Supplied data:

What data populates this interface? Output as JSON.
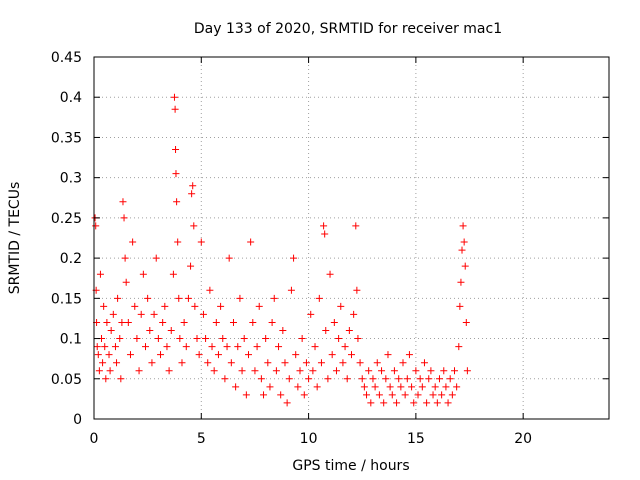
{
  "chart_data": {
    "type": "scatter",
    "title": "Day 133 of 2020, SRMTID for receiver mac1",
    "xlabel": "GPS time / hours",
    "ylabel": "SRMTID / TECUs",
    "xlim": [
      0,
      24
    ],
    "ylim": [
      0,
      0.45
    ],
    "xticks": [
      0,
      5,
      10,
      15,
      20
    ],
    "xtick_labels": [
      "0",
      "5",
      "10",
      "15",
      "20"
    ],
    "yticks": [
      0,
      0.05,
      0.1,
      0.15,
      0.2,
      0.25,
      0.3,
      0.35,
      0.4,
      0.45
    ],
    "ytick_labels": [
      "0",
      "0.05",
      "0.1",
      "0.15",
      "0.2",
      "0.25",
      "0.3",
      "0.35",
      "0.4",
      "0.45"
    ],
    "grid": true,
    "marker": "plus",
    "color": "#ff0000",
    "series": [
      {
        "name": "SRMTID",
        "points": [
          [
            0.05,
            0.25
          ],
          [
            0.08,
            0.24
          ],
          [
            0.1,
            0.16
          ],
          [
            0.12,
            0.12
          ],
          [
            0.15,
            0.09
          ],
          [
            0.2,
            0.08
          ],
          [
            0.25,
            0.06
          ],
          [
            0.3,
            0.18
          ],
          [
            0.35,
            0.1
          ],
          [
            0.4,
            0.07
          ],
          [
            0.45,
            0.14
          ],
          [
            0.5,
            0.09
          ],
          [
            0.55,
            0.05
          ],
          [
            0.6,
            0.12
          ],
          [
            0.7,
            0.08
          ],
          [
            0.75,
            0.06
          ],
          [
            0.8,
            0.11
          ],
          [
            0.9,
            0.13
          ],
          [
            1.0,
            0.09
          ],
          [
            1.05,
            0.07
          ],
          [
            1.1,
            0.15
          ],
          [
            1.2,
            0.1
          ],
          [
            1.25,
            0.05
          ],
          [
            1.3,
            0.12
          ],
          [
            1.35,
            0.27
          ],
          [
            1.4,
            0.25
          ],
          [
            1.45,
            0.2
          ],
          [
            1.5,
            0.17
          ],
          [
            1.6,
            0.12
          ],
          [
            1.7,
            0.08
          ],
          [
            1.8,
            0.22
          ],
          [
            1.9,
            0.14
          ],
          [
            2.0,
            0.1
          ],
          [
            2.1,
            0.06
          ],
          [
            2.2,
            0.13
          ],
          [
            2.3,
            0.18
          ],
          [
            2.4,
            0.09
          ],
          [
            2.5,
            0.15
          ],
          [
            2.6,
            0.11
          ],
          [
            2.7,
            0.07
          ],
          [
            2.8,
            0.13
          ],
          [
            2.9,
            0.2
          ],
          [
            3.0,
            0.1
          ],
          [
            3.1,
            0.08
          ],
          [
            3.2,
            0.12
          ],
          [
            3.3,
            0.14
          ],
          [
            3.4,
            0.09
          ],
          [
            3.5,
            0.06
          ],
          [
            3.6,
            0.11
          ],
          [
            3.7,
            0.18
          ],
          [
            3.75,
            0.4
          ],
          [
            3.78,
            0.385
          ],
          [
            3.8,
            0.335
          ],
          [
            3.82,
            0.305
          ],
          [
            3.85,
            0.27
          ],
          [
            3.9,
            0.22
          ],
          [
            3.95,
            0.15
          ],
          [
            4.0,
            0.1
          ],
          [
            4.1,
            0.07
          ],
          [
            4.2,
            0.12
          ],
          [
            4.3,
            0.09
          ],
          [
            4.4,
            0.15
          ],
          [
            4.5,
            0.19
          ],
          [
            4.55,
            0.28
          ],
          [
            4.6,
            0.29
          ],
          [
            4.65,
            0.24
          ],
          [
            4.7,
            0.14
          ],
          [
            4.8,
            0.1
          ],
          [
            4.9,
            0.08
          ],
          [
            5.0,
            0.22
          ],
          [
            5.1,
            0.13
          ],
          [
            5.2,
            0.1
          ],
          [
            5.3,
            0.07
          ],
          [
            5.4,
            0.16
          ],
          [
            5.5,
            0.09
          ],
          [
            5.6,
            0.06
          ],
          [
            5.7,
            0.12
          ],
          [
            5.8,
            0.08
          ],
          [
            5.9,
            0.14
          ],
          [
            6.0,
            0.1
          ],
          [
            6.1,
            0.05
          ],
          [
            6.2,
            0.09
          ],
          [
            6.3,
            0.2
          ],
          [
            6.4,
            0.07
          ],
          [
            6.5,
            0.12
          ],
          [
            6.6,
            0.04
          ],
          [
            6.7,
            0.09
          ],
          [
            6.8,
            0.15
          ],
          [
            6.9,
            0.06
          ],
          [
            7.0,
            0.1
          ],
          [
            7.1,
            0.03
          ],
          [
            7.2,
            0.08
          ],
          [
            7.3,
            0.22
          ],
          [
            7.4,
            0.12
          ],
          [
            7.5,
            0.06
          ],
          [
            7.6,
            0.09
          ],
          [
            7.7,
            0.14
          ],
          [
            7.8,
            0.05
          ],
          [
            7.9,
            0.03
          ],
          [
            8.0,
            0.1
          ],
          [
            8.1,
            0.07
          ],
          [
            8.2,
            0.04
          ],
          [
            8.3,
            0.12
          ],
          [
            8.4,
            0.15
          ],
          [
            8.5,
            0.06
          ],
          [
            8.6,
            0.09
          ],
          [
            8.7,
            0.03
          ],
          [
            8.8,
            0.11
          ],
          [
            8.9,
            0.07
          ],
          [
            9.0,
            0.02
          ],
          [
            9.1,
            0.05
          ],
          [
            9.2,
            0.16
          ],
          [
            9.3,
            0.2
          ],
          [
            9.4,
            0.08
          ],
          [
            9.5,
            0.04
          ],
          [
            9.6,
            0.06
          ],
          [
            9.7,
            0.1
          ],
          [
            9.8,
            0.03
          ],
          [
            9.9,
            0.07
          ],
          [
            10.0,
            0.05
          ],
          [
            10.1,
            0.13
          ],
          [
            10.2,
            0.06
          ],
          [
            10.3,
            0.09
          ],
          [
            10.4,
            0.04
          ],
          [
            10.5,
            0.15
          ],
          [
            10.6,
            0.07
          ],
          [
            10.7,
            0.24
          ],
          [
            10.75,
            0.23
          ],
          [
            10.8,
            0.11
          ],
          [
            10.9,
            0.05
          ],
          [
            11.0,
            0.18
          ],
          [
            11.1,
            0.08
          ],
          [
            11.2,
            0.12
          ],
          [
            11.3,
            0.06
          ],
          [
            11.4,
            0.1
          ],
          [
            11.5,
            0.14
          ],
          [
            11.6,
            0.07
          ],
          [
            11.7,
            0.09
          ],
          [
            11.8,
            0.05
          ],
          [
            11.9,
            0.11
          ],
          [
            12.0,
            0.08
          ],
          [
            12.1,
            0.13
          ],
          [
            12.2,
            0.24
          ],
          [
            12.25,
            0.16
          ],
          [
            12.3,
            0.1
          ],
          [
            12.4,
            0.07
          ],
          [
            12.5,
            0.05
          ],
          [
            12.6,
            0.04
          ],
          [
            12.7,
            0.03
          ],
          [
            12.8,
            0.06
          ],
          [
            12.9,
            0.02
          ],
          [
            13.0,
            0.05
          ],
          [
            13.1,
            0.04
          ],
          [
            13.2,
            0.07
          ],
          [
            13.3,
            0.03
          ],
          [
            13.4,
            0.06
          ],
          [
            13.5,
            0.02
          ],
          [
            13.6,
            0.05
          ],
          [
            13.7,
            0.08
          ],
          [
            13.8,
            0.04
          ],
          [
            13.9,
            0.03
          ],
          [
            14.0,
            0.06
          ],
          [
            14.1,
            0.02
          ],
          [
            14.2,
            0.05
          ],
          [
            14.3,
            0.04
          ],
          [
            14.4,
            0.07
          ],
          [
            14.5,
            0.03
          ],
          [
            14.6,
            0.05
          ],
          [
            14.7,
            0.08
          ],
          [
            14.8,
            0.04
          ],
          [
            14.9,
            0.02
          ],
          [
            15.0,
            0.06
          ],
          [
            15.1,
            0.03
          ],
          [
            15.2,
            0.05
          ],
          [
            15.3,
            0.04
          ],
          [
            15.4,
            0.07
          ],
          [
            15.5,
            0.02
          ],
          [
            15.6,
            0.05
          ],
          [
            15.7,
            0.06
          ],
          [
            15.8,
            0.03
          ],
          [
            15.9,
            0.04
          ],
          [
            16.0,
            0.02
          ],
          [
            16.1,
            0.05
          ],
          [
            16.2,
            0.03
          ],
          [
            16.3,
            0.06
          ],
          [
            16.4,
            0.04
          ],
          [
            16.5,
            0.02
          ],
          [
            16.6,
            0.05
          ],
          [
            16.7,
            0.03
          ],
          [
            16.8,
            0.06
          ],
          [
            16.9,
            0.04
          ],
          [
            17.0,
            0.09
          ],
          [
            17.05,
            0.14
          ],
          [
            17.1,
            0.17
          ],
          [
            17.15,
            0.21
          ],
          [
            17.2,
            0.24
          ],
          [
            17.25,
            0.22
          ],
          [
            17.3,
            0.19
          ],
          [
            17.35,
            0.12
          ],
          [
            17.4,
            0.06
          ]
        ]
      }
    ]
  }
}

Instructions to follow: Going through the data above, count the lines where the string "SRMTID" appears, and answer with only that number.

Task output: 3